» **Data extract**:

-- -- --

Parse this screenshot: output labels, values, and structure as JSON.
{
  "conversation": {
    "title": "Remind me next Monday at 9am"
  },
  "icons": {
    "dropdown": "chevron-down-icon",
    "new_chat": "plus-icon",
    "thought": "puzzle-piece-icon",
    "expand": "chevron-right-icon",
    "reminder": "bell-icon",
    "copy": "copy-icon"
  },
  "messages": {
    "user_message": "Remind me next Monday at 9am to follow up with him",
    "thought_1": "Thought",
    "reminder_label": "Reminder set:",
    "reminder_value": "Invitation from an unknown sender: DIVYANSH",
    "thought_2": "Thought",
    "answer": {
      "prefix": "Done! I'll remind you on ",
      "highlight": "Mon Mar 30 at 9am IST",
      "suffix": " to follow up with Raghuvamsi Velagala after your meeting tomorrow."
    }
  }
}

-- -- --

» **Task prompt**:
Where a line of the records above holds the word "follow", copy that line.

» **Answer to this exercise**:
    "user_message": "Remind me next Monday at 9am to follow up with him",
      "suffix": " to follow up with Raghuvamsi Velagala after your meeting tomorrow."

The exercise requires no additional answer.